* Begin Dataset excerpts *

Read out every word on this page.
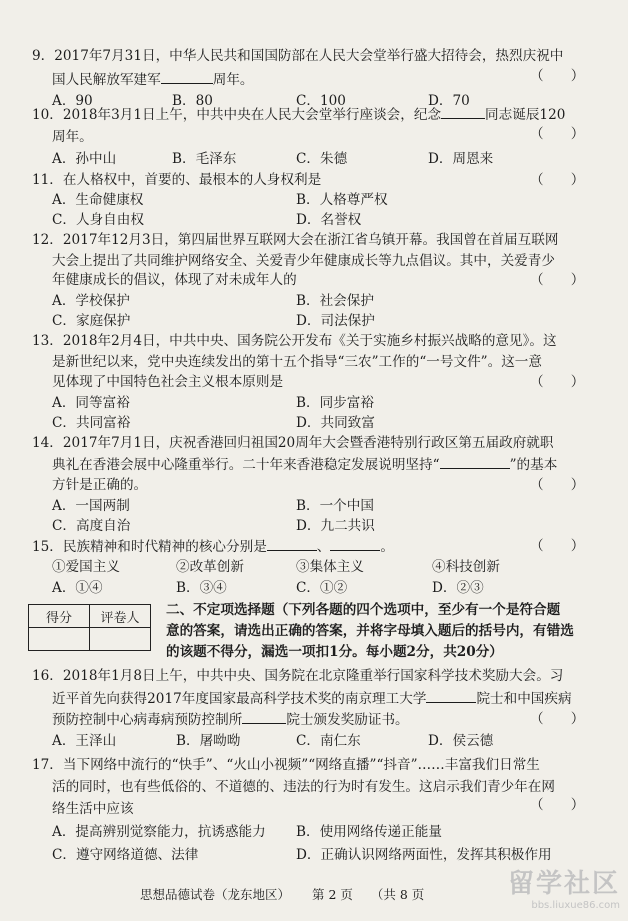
9．2017年7月31日，中华人民共和国国防部在人民大会堂举行盛大招待会，热烈庆祝中
国人民解放军建军	周年。	（　　）
A．90	B．80	C．100	D．70
10．2018年3月1日上午，中共中央在人民大会堂举行座谈会，纪念	同志诞辰120
周年。	（　　）
A．孙中山	B．毛泽东	C．朱德	D．周恩来
11．在人格权中，首要的、最根本的人身权利是	（　　）
A．生命健康权	B．人格尊严权
C．人身自由权	D．名誉权
12．2017年12月3日，第四届世界互联网大会在浙江省乌镇开幕。我国曾在首届互联网
大会上提出了共同维护网络安全、关爱青少年健康成长等九点倡议。其中，关爱青少
年健康成长的倡议，体现了对未成年人的	（　　）
A．学校保护	B．社会保护
C．家庭保护	D．司法保护
13．2018年2月4日，中共中央、国务院公开发布《关于实施乡村振兴战略的意见》。这
是新世纪以来，党中央连续发出的第十五个指导“三农”工作的“一号文件”。这一意
见体现了中国特色社会主义根本原则是	（　　）
A．同等富裕	B．同步富裕
C．共同富裕	D．共同致富
14．2017年7月1日，庆祝香港回归祖国20周年大会暨香港特别行政区第五届政府就职
典礼在香港会展中心隆重举行。二十年来香港稳定发展说明坚持“	”的基本
方针是正确的。	（　　）
A．一国两制	B．一个中国
C．高度自治	D．九二共识
15．民族精神和时代精神的核心分别是	、	。	（　　）
①爱国主义	②改革创新	③集体主义	④科技创新
A．①④	B．③④	C．①②	D．②③
得分	评卷人
	二、不定项选择题（下列各题的四个选项中，至少有一个是符合题
意的答案，请选出正确的答案，并将字母填入题后的括号内，有错选
的该题不得分，漏选一项扣1分。每小题2分，共20分）
16．2018年1月8日上午，中共中央、国务院在北京隆重举行国家科学技术奖励大会。习
近平首先向获得2017年度国家最高科学技术奖的南京理工大学	院士和中国疾病
预防控制中心病毒病预防控制所	院士颁发奖励证书。	（　　）
A．王泽山	B．屠呦呦	C．南仁东	D．侯云德
17．当下网络中流行的“快手”、“火山小视频”“网络直播”“抖音”……丰富我们日常生
活的同时，也有些低俗的、不道德的、违法的行为时有发生。这启示我们青少年在网
络生活中应该	（　　）
A．提高辨别觉察能力，抗诱惑能力 B．使用网络传递正能量
C．遵守网络道德、法律	D．正确认识网络两面性，发挥其积极作用
思想品德试卷（龙东地区） 第 2 页 （共 8 页	留学社区
bbs.liuxue86.com
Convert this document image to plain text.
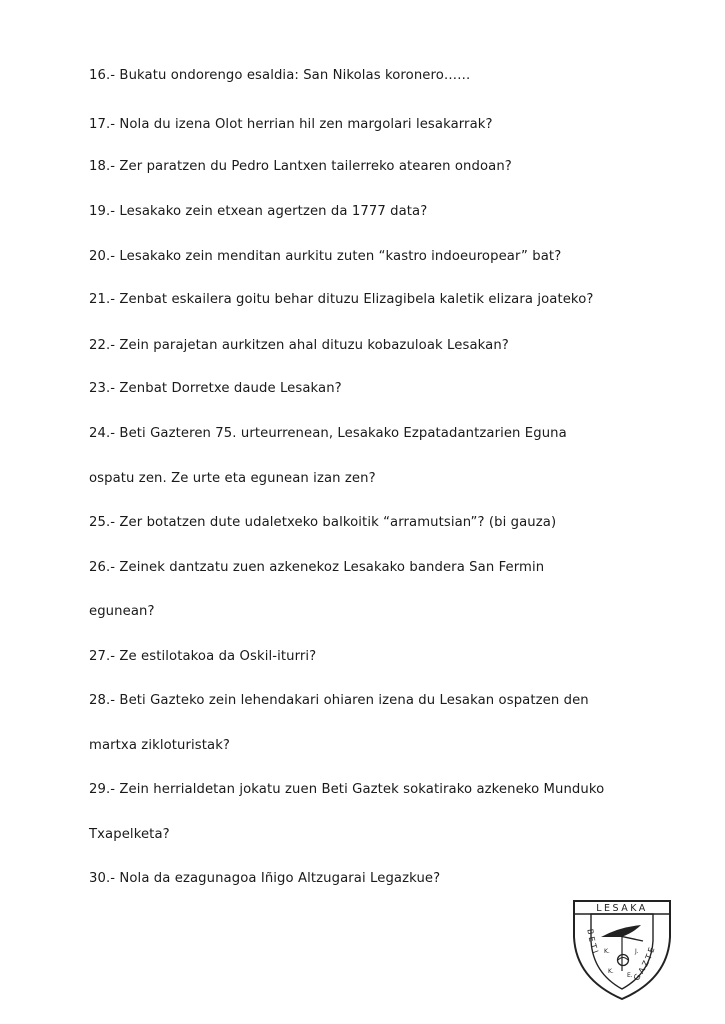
16.- Bukatu ondorengo esaldia: San Nikolas koronero……
17.- Nola du izena Olot herrian hil zen margolari lesakarrak?
18.- Zer paratzen du Pedro Lantxen tailerreko atearen ondoan?
19.- Lesakako zein etxean agertzen da 1777 data?
20.- Lesakako zein menditan aurkitu zuten “kastro indoeuropear” bat?
21.- Zenbat eskailera goitu behar dituzu Elizagibela kaletik elizara joateko?
22.- Zein parajetan aurkitzen ahal dituzu kobazuloak Lesakan?
23.- Zenbat Dorretxe daude Lesakan?
24.- Beti Gazteren 75. urteurrenean, Lesakako Ezpatadantzarien Eguna
ospatu zen. Ze urte eta egunean izan zen?
25.- Zer botatzen dute udaletxeko balkoitik “arramutsian”? (bi gauza)
26.- Zeinek dantzatu zuen azkenekoz Lesakako bandera San Fermin
egunean?
27.- Ze estilotakoa da Oskil-iturri?
28.- Beti Gazteko zein lehendakari ohiaren izena du Lesakan ospatzen den
martxa zikloturistak?
29.- Zein herrialdetan jokatu zuen Beti Gaztek sokatirako azkeneko Munduko
Txapelketa?
30.- Nola da ezagunagoa Iñigo Altzugarai Legazkue?
LESAKA
BETI
GAZTE
K.	J.
K.
E.
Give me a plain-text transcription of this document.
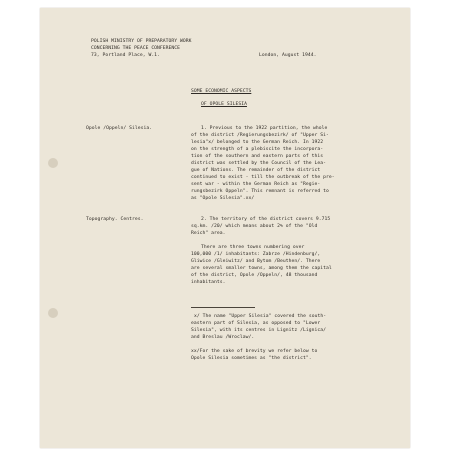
POLISH MINISTRY OF PREPARATORY WORK
CONCERNING THE PEACE CONFERENCE
73, Portland Place, W.1.	London, August 1944.
SOME ECONOMIC ASPECTS
OF OPOLE SILESIA
Opole /Oppeln/ Silesia.	1. Previous to the 1922 partition, the whole
of the district /Regierungsbezirk/ of "Upper Si-
lesia"x/ belonged to the German Reich. In 1922
on the strength of a plebiscite the incorpora-
tion of the southern and eastern parts of this
district was settled by the Council of the Lea-
gue of Nations. The remainder of the district
continued to exist - till the outbreak of the pre-
sent war - within the German Reich as "Regie-
rungsbezirk Oppeln". This remnant is referred to
as "Opole Silesia".xx/
Topography. Centres.	2. The territory of the district covers 9.715
sq.km. /20/ which means about 2% of the "Old
Reich" area.
There are three towns numbering over
100,000 /1/ inhabitants: Zabrze /Hindenburg/,
Gliwice /Gleiwitz/ and Bytom /Beuthen/. There
are several smaller towns, among them the capital
of the district, Opole /Oppeln/, 48 thousand
inhabitants.
x/ The name "Upper Silesia" covered the south-
eastern part of Silesia, as opposed to "Lower
Silesia", with its centres in Lignitz /Lignica/
and Breslau /Wroclaw/.
xx/For the sake of brevity we refer below to
Opole Silesia sometimes as "the district".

* End Dataset excerpts *

# What is needed:
Only lines with "eastern" are wanted here; list each of them.

# Exercise solution:
tion of the southern and eastern parts of this
eastern part of Silesia, as opposed to "Lower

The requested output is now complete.